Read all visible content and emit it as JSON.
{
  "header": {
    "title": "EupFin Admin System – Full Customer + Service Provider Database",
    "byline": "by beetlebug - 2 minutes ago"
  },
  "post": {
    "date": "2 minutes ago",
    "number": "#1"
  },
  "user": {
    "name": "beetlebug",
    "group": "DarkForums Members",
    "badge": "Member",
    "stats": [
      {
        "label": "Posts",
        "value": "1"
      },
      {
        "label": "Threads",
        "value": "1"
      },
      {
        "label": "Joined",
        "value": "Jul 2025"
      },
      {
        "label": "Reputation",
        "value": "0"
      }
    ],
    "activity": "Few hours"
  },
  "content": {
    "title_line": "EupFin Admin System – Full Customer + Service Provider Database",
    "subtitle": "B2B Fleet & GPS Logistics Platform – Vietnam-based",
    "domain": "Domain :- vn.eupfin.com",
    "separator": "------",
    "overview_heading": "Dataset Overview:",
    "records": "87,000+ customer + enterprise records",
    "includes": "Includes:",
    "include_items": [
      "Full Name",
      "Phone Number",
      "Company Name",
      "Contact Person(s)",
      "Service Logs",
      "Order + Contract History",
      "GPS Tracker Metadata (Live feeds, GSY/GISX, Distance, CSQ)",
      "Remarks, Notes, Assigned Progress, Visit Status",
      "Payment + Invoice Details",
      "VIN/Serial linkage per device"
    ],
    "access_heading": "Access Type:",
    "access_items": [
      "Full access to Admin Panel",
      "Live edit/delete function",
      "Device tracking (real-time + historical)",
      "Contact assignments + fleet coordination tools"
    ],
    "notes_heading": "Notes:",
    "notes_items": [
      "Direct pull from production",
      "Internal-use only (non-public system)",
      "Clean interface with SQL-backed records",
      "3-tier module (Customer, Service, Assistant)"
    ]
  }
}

************

Transcribe the records above exactly as they appear.

Read all visible content and emit it as JSON.
{
  "header": {
    "title": "EupFin Admin System – Full Customer + Service Provider Database",
    "byline": "by beetlebug - 2 minutes ago"
  },
  "post": {
    "date": "2 minutes ago",
    "number": "#1"
  },
  "user": {
    "name": "beetlebug",
    "group": "DarkForums Members",
    "badge": "Member",
    "stats": [
      {
        "label": "Posts",
        "value": "1"
      },
      {
        "label": "Threads",
        "value": "1"
      },
      {
        "label": "Joined",
        "value": "Jul 2025"
      },
      {
        "label": "Reputation",
        "value": "0"
      }
    ],
    "activity": "Few hours"
  },
  "content": {
    "title_line": "EupFin Admin System – Full Customer + Service Provider Database",
    "subtitle": "B2B Fleet & GPS Logistics Platform – Vietnam-based",
    "domain": "Domain :- vn.eupfin.com",
    "separator": "------",
    "overview_heading": "Dataset Overview:",
    "records": "87,000+ customer + enterprise records",
    "includes": "Includes:",
    "include_items": [
      "Full Name",
      "Phone Number",
      "Company Name",
      "Contact Person(s)",
      "Service Logs",
      "Order + Contract History",
      "GPS Tracker Metadata (Live feeds, GSY/GISX, Distance, CSQ)",
      "Remarks, Notes, Assigned Progress, Visit Status",
      "Payment + Invoice Details",
      "VIN/Serial linkage per device"
    ],
    "access_heading": "Access Type:",
    "access_items": [
      "Full access to Admin Panel",
      "Live edit/delete function",
      "Device tracking (real-time + historical)",
      "Contact assignments + fleet coordination tools"
    ],
    "notes_heading": "Notes:",
    "notes_items": [
      "Direct pull from production",
      "Internal-use only (non-public system)",
      "Clean interface with SQL-backed records",
      "3-tier module (Customer, Service, Assistant)"
    ]
  }
}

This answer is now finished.